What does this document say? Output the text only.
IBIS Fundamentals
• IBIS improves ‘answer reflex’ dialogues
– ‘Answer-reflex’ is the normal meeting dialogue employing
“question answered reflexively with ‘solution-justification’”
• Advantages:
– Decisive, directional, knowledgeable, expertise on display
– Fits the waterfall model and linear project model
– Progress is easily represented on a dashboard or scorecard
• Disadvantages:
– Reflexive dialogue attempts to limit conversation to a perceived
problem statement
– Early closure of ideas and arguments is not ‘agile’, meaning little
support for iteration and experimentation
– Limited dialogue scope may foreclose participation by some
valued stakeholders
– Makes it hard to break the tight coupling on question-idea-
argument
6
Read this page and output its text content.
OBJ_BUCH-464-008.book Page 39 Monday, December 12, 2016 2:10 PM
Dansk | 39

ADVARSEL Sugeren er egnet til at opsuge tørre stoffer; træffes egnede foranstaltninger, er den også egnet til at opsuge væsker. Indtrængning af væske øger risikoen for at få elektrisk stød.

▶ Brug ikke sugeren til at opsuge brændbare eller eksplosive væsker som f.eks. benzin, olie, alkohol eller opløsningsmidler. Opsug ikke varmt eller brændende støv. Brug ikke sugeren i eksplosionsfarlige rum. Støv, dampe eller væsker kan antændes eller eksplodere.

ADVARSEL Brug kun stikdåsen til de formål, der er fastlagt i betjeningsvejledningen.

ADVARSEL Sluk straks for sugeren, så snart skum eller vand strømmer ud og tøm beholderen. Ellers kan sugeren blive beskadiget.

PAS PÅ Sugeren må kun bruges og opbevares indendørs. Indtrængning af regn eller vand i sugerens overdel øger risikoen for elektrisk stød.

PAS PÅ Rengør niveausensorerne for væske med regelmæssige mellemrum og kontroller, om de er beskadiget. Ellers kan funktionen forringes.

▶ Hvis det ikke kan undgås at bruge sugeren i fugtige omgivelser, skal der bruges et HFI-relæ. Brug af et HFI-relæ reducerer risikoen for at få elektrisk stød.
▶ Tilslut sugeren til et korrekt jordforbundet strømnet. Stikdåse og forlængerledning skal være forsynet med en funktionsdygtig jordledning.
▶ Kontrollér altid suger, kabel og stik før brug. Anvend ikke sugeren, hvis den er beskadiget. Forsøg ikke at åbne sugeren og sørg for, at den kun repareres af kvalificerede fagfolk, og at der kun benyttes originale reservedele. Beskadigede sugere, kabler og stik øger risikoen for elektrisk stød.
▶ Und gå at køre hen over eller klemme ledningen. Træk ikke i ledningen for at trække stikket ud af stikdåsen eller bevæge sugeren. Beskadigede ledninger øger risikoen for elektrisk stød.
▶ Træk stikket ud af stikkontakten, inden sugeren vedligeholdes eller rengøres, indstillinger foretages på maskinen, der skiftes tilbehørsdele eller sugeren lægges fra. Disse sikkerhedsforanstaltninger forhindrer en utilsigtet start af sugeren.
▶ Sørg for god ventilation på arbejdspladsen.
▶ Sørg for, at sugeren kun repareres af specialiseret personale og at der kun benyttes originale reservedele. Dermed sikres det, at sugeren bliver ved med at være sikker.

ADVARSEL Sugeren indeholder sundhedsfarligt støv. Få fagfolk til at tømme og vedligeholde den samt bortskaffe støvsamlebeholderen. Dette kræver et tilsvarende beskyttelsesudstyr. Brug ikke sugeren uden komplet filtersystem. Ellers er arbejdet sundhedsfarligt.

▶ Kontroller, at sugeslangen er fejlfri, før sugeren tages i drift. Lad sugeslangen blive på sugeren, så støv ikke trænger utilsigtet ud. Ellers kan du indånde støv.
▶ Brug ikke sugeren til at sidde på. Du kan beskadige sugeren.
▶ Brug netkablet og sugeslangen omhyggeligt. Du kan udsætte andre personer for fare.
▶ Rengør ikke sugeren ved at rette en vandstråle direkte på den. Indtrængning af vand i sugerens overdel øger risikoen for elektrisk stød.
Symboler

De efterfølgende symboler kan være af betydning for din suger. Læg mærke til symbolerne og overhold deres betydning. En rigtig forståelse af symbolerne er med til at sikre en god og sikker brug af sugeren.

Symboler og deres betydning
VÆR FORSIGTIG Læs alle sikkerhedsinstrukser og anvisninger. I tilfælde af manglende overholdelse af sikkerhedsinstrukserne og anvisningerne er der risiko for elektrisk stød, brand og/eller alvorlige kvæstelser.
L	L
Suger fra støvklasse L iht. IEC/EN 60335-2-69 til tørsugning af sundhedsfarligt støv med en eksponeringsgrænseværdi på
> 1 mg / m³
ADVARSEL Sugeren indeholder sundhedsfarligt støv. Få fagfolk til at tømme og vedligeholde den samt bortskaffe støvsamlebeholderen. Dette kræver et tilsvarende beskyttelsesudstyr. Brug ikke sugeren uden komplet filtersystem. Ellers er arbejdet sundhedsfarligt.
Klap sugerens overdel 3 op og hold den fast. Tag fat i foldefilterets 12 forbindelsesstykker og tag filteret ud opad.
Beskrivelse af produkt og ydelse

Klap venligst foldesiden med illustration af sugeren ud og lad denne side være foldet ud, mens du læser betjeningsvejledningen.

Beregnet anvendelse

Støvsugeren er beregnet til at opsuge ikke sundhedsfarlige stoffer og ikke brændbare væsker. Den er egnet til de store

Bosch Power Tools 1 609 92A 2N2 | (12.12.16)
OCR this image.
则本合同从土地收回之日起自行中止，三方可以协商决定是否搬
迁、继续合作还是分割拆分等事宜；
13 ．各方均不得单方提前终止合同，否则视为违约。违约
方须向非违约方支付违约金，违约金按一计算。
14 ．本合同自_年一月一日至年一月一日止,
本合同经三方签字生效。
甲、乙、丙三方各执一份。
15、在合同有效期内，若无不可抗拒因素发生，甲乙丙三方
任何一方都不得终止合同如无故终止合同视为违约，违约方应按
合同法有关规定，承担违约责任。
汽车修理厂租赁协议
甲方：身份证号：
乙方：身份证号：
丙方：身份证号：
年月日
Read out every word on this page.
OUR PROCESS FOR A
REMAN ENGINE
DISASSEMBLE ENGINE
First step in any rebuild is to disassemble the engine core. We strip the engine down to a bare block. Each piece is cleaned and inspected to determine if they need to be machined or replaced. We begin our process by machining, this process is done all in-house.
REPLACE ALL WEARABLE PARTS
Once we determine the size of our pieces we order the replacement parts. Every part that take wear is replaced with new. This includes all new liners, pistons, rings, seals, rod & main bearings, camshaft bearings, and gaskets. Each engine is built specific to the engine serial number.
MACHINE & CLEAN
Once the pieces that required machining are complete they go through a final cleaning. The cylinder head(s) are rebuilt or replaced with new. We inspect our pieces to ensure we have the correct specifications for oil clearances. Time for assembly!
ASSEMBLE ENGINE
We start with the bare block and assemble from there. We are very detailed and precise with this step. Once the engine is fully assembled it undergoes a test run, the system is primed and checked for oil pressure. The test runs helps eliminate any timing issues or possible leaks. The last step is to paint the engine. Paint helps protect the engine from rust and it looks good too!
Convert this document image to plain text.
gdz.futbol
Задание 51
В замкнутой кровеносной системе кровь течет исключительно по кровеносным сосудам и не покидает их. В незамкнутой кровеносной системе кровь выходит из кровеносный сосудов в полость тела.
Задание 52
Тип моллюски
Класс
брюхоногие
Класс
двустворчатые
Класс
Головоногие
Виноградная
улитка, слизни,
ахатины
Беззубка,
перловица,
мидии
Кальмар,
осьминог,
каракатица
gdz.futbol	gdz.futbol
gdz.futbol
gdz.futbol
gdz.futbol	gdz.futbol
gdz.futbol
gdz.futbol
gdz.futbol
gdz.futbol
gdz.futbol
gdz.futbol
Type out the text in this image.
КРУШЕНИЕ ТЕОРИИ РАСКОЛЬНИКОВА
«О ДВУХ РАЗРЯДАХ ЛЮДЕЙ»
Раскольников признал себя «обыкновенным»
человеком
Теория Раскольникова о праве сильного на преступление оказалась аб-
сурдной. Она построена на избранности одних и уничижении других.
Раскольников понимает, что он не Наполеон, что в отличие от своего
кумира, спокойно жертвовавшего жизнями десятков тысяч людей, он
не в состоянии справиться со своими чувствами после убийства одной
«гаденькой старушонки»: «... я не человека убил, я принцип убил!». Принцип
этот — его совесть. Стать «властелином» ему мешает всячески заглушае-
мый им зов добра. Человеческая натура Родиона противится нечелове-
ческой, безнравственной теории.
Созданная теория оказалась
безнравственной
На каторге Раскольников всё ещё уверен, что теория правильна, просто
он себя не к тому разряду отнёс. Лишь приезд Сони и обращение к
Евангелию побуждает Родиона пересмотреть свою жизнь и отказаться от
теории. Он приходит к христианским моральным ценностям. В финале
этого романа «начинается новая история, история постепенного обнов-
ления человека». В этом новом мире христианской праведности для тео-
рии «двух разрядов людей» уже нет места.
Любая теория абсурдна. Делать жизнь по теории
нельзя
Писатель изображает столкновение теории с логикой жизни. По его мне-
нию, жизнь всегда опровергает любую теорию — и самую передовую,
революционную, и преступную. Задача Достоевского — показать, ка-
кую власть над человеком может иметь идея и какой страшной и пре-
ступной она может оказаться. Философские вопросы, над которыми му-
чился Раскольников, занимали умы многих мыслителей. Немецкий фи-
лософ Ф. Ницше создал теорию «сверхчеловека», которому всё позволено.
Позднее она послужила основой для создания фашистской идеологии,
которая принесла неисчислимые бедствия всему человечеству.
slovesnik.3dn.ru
....
# WHAT IS BEING ASKED:
Gather each line in these records that contains the string "originale".

# RESPONSE TO THE TASK:
▶ Kontrollér altid suger, kabel og stik før brug. Anvend ikke sugeren, hvis den er beskadiget. Forsøg ikke at åbne sugeren og sørg for, at den kun repareres af kvalificerede fagfolk, og at der kun benyttes originale reservedele. Beskadigede sugere, kabler og stik øger risikoen for elektrisk stød.
▶ Sørg for, at sugeren kun repareres af specialiseret personale og at der kun benyttes originale reservedele. Dermed sikres det, at sugeren bliver ved med at være sikker.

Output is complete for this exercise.